■ Element location data
__________________________________________________

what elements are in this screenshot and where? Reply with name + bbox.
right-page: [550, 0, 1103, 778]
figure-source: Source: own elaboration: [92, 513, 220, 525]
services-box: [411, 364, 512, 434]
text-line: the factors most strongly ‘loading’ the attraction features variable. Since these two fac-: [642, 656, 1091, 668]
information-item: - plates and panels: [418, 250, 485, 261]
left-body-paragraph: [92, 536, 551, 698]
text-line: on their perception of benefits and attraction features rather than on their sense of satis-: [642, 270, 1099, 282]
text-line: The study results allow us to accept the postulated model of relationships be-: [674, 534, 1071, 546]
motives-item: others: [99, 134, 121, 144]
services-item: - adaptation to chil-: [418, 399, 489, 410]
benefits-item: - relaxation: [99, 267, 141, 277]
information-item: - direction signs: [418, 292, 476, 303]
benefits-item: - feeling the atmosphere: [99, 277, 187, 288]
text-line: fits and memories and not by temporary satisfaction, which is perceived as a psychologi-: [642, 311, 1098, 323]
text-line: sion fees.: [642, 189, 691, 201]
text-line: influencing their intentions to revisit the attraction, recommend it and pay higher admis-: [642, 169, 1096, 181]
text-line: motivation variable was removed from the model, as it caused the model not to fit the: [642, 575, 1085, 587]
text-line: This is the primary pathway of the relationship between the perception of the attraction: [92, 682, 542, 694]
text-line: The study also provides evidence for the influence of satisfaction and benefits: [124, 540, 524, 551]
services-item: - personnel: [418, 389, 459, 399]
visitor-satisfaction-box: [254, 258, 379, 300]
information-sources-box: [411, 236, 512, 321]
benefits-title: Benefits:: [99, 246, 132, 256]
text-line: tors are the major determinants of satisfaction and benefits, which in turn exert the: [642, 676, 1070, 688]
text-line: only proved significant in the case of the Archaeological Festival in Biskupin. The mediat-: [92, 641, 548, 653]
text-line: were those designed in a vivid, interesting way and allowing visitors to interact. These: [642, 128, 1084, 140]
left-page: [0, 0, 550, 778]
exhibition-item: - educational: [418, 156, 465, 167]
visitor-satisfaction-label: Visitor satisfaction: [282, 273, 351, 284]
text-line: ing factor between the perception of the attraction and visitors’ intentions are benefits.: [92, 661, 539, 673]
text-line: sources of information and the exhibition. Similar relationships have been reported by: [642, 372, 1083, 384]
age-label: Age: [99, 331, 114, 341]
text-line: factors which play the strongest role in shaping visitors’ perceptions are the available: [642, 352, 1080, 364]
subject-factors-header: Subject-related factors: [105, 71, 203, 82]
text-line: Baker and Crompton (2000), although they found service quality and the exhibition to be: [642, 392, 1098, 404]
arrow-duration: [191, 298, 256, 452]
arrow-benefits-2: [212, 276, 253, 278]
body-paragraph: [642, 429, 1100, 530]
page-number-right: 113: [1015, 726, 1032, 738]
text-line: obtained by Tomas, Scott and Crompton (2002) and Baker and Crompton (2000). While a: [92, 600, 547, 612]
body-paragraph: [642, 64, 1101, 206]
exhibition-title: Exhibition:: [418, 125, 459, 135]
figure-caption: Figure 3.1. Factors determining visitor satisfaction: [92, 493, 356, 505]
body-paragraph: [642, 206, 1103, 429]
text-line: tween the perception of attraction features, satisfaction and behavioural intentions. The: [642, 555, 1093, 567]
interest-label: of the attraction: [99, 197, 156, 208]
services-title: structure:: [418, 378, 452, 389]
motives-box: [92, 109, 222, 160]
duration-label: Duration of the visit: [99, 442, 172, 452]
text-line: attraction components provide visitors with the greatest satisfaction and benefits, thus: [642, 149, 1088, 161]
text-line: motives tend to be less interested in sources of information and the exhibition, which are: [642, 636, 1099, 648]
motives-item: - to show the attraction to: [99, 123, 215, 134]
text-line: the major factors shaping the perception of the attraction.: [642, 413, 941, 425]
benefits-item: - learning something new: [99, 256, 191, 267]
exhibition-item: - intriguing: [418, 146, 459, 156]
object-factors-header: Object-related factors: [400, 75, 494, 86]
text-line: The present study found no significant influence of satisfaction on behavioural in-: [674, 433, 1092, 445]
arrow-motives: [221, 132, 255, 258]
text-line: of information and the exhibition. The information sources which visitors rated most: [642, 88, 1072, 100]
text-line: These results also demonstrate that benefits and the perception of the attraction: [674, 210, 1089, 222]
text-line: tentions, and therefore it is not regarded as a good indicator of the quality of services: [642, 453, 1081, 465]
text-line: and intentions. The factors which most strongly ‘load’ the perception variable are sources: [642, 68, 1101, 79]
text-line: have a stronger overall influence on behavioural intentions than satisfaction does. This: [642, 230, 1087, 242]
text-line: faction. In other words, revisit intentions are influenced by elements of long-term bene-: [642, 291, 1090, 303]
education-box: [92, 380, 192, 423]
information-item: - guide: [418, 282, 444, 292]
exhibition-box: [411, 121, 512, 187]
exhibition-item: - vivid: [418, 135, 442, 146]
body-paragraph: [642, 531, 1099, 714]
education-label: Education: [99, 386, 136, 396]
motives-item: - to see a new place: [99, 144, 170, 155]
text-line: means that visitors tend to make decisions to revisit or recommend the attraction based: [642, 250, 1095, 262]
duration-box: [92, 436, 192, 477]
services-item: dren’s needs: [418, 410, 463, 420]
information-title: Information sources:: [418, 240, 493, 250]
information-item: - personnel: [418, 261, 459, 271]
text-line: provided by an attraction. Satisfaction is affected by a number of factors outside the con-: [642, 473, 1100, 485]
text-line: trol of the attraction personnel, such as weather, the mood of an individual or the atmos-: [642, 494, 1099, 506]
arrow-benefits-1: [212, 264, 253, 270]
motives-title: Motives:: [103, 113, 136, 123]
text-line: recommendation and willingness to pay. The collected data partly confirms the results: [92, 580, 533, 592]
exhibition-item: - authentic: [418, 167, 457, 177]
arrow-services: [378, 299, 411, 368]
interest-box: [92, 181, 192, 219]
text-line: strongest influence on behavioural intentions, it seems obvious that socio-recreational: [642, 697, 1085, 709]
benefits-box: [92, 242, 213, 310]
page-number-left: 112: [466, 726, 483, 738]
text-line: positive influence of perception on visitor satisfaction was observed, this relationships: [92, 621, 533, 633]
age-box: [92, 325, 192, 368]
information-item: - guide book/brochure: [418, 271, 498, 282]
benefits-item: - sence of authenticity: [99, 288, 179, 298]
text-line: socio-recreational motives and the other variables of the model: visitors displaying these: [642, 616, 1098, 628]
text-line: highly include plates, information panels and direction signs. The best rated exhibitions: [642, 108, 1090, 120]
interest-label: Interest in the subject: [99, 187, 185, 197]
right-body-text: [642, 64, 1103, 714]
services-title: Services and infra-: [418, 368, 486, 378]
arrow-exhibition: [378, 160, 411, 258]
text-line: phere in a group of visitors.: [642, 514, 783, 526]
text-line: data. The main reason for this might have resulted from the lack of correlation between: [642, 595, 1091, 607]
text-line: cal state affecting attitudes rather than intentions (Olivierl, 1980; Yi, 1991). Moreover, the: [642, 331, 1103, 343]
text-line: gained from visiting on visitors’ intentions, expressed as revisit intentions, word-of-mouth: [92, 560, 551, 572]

__________________________________________________

Reproduce all the items above, changing every "text-line" to "text-row" and leaving everything else unchanged.

■ Full response
what elements are in this screenshot and where? Reply with name + bbox.
right-page: [550, 0, 1103, 778]
figure-source: Source: own elaboration: [92, 513, 220, 525]
services-box: [411, 364, 512, 434]
text-row: the factors most strongly ‘loading’ the attraction features variable. Since these two fac-: [642, 656, 1091, 668]
information-item: - plates and panels: [418, 250, 485, 261]
left-body-paragraph: [92, 536, 551, 698]
text-row: on their perception of benefits and attraction features rather than on their sense of satis-: [642, 270, 1099, 282]
text-row: The study results allow us to accept the postulated model of relationships be-: [674, 534, 1071, 546]
motives-item: others: [99, 134, 121, 144]
services-item: - adaptation to chil-: [418, 399, 489, 410]
benefits-item: - relaxation: [99, 267, 141, 277]
information-item: - direction signs: [418, 292, 476, 303]
benefits-item: - feeling the atmosphere: [99, 277, 187, 288]
text-row: fits and memories and not by temporary satisfaction, which is perceived as a psychologi-: [642, 311, 1098, 323]
text-row: sion fees.: [642, 189, 691, 201]
text-row: influencing their intentions to revisit the attraction, recommend it and pay higher admis-: [642, 169, 1096, 181]
text-row: motivation variable was removed from the model, as it caused the model not to fit the: [642, 575, 1085, 587]
text-row: This is the primary pathway of the relationship between the perception of the attraction: [92, 682, 542, 694]
text-row: The study also provides evidence for the influence of satisfaction and benefits: [124, 540, 524, 551]
services-item: - personnel: [418, 389, 459, 399]
visitor-satisfaction-box: [254, 258, 379, 300]
information-sources-box: [411, 236, 512, 321]
benefits-title: Benefits:: [99, 246, 132, 256]
text-row: tors are the major determinants of satisfaction and benefits, which in turn exert the: [642, 676, 1070, 688]
text-row: only proved significant in the case of the Archaeological Festival in Biskupin. The mediat-: [92, 641, 548, 653]
text-row: were those designed in a vivid, interesting way and allowing visitors to interact. These: [642, 128, 1084, 140]
left-page: [0, 0, 550, 778]
exhibition-item: - educational: [418, 156, 465, 167]
visitor-satisfaction-label: Visitor satisfaction: [282, 273, 351, 284]
text-row: ing factor between the perception of the attraction and visitors’ intentions are benefits.: [92, 661, 539, 673]
text-row: sources of information and the exhibition. Similar relationships have been reported by: [642, 372, 1083, 384]
age-label: Age: [99, 331, 114, 341]
text-row: factors which play the strongest role in shaping visitors’ perceptions are the available: [642, 352, 1080, 364]
subject-factors-header: Subject-related factors: [105, 71, 203, 82]
text-row: Baker and Crompton (2000), although they found service quality and the exhibition to be: [642, 392, 1098, 404]
arrow-duration: [191, 298, 256, 452]
arrow-benefits-2: [212, 276, 253, 278]
body-paragraph: [642, 429, 1100, 530]
page-number-right: 113: [1015, 726, 1032, 738]
text-row: obtained by Tomas, Scott and Crompton (2002) and Baker and Crompton (2000). While a: [92, 600, 547, 612]
body-paragraph: [642, 64, 1101, 206]
exhibition-title: Exhibition:: [418, 125, 459, 135]
figure-caption: Figure 3.1. Factors determining visitor satisfaction: [92, 493, 356, 505]
body-paragraph: [642, 206, 1103, 429]
text-row: tween the perception of attraction features, satisfaction and behavioural intentions. The: [642, 555, 1093, 567]
interest-label: of the attraction: [99, 197, 156, 208]
services-title: structure:: [418, 378, 452, 389]
motives-box: [92, 109, 222, 160]
duration-label: Duration of the visit: [99, 442, 172, 452]
text-row: attraction components provide visitors with the greatest satisfaction and benefits, thus: [642, 149, 1088, 161]
text-row: motives tend to be less interested in sources of information and the exhibition, which are: [642, 636, 1099, 648]
motives-item: - to show the attraction to: [99, 123, 215, 134]
text-row: the major factors shaping the perception of the attraction.: [642, 413, 941, 425]
benefits-item: - learning something new: [99, 256, 191, 267]
exhibition-item: - intriguing: [418, 146, 459, 156]
object-factors-header: Object-related factors: [400, 75, 494, 86]
text-row: The present study found no significant influence of satisfaction on behavioural in-: [674, 433, 1092, 445]
arrow-motives: [221, 132, 255, 258]
text-row: of information and the exhibition. The information sources which visitors rated most: [642, 88, 1072, 100]
text-row: These results also demonstrate that benefits and the perception of the attraction: [674, 210, 1089, 222]
text-row: tentions, and therefore it is not regarded as a good indicator of the quality of services: [642, 453, 1081, 465]
text-row: and intentions. The factors which most strongly ‘load’ the perception variable are sources: [642, 68, 1101, 79]
text-row: have a stronger overall influence on behavioural intentions than satisfaction does. This: [642, 230, 1087, 242]
text-row: faction. In other words, revisit intentions are influenced by elements of long-term bene-: [642, 291, 1090, 303]
education-box: [92, 380, 192, 423]
information-item: - guide: [418, 282, 444, 292]
exhibition-box: [411, 121, 512, 187]
exhibition-item: - vivid: [418, 135, 442, 146]
body-paragraph: [642, 531, 1099, 714]
education-label: Education: [99, 386, 136, 396]
motives-item: - to see a new place: [99, 144, 170, 155]
text-row: means that visitors tend to make decisions to revisit or recommend the attraction based: [642, 250, 1095, 262]
duration-box: [92, 436, 192, 477]
services-item: dren’s needs: [418, 410, 463, 420]
information-title: Information sources:: [418, 240, 493, 250]
information-item: - personnel: [418, 261, 459, 271]
text-row: provided by an attraction. Satisfaction is affected by a number of factors outside the con-: [642, 473, 1100, 485]
text-row: trol of the attraction personnel, such as weather, the mood of an individual or the atmos-: [642, 494, 1099, 506]
arrow-benefits-1: [212, 264, 253, 270]
motives-title: Motives:: [103, 113, 136, 123]
text-row: recommendation and willingness to pay. The collected data partly confirms the results: [92, 580, 533, 592]
exhibition-item: - authentic: [418, 167, 457, 177]
arrow-services: [378, 299, 411, 368]
interest-box: [92, 181, 192, 219]
text-row: strongest influence on behavioural intentions, it seems obvious that socio-recreational: [642, 697, 1085, 709]
benefits-box: [92, 242, 213, 310]
page-number-left: 112: [466, 726, 483, 738]
text-row: positive influence of perception on visitor satisfaction was observed, this relationships: [92, 621, 533, 633]
age-box: [92, 325, 192, 368]
information-item: - guide book/brochure: [418, 271, 498, 282]
benefits-item: - sence of authenticity: [99, 288, 179, 298]
text-row: socio-recreational motives and the other variables of the model: visitors displaying these: [642, 616, 1098, 628]
text-row: highly include plates, information panels and direction signs. The best rated exhibitions: [642, 108, 1090, 120]
interest-label: Interest in the subject: [99, 187, 185, 197]
right-body-text: [642, 64, 1103, 714]
services-title: Services and infra-: [418, 368, 486, 378]
arrow-exhibition: [378, 160, 411, 258]
text-row: phere in a group of visitors.: [642, 514, 783, 526]
text-row: data. The main reason for this might have resulted from the lack of correlation between: [642, 595, 1091, 607]
text-row: cal state affecting attitudes rather than intentions (Olivierl, 1980; Yi, 1991). Moreover, the: [642, 331, 1103, 343]
text-row: gained from visiting on visitors’ intentions, expressed as revisit intentions, word-of-mouth: [92, 560, 551, 572]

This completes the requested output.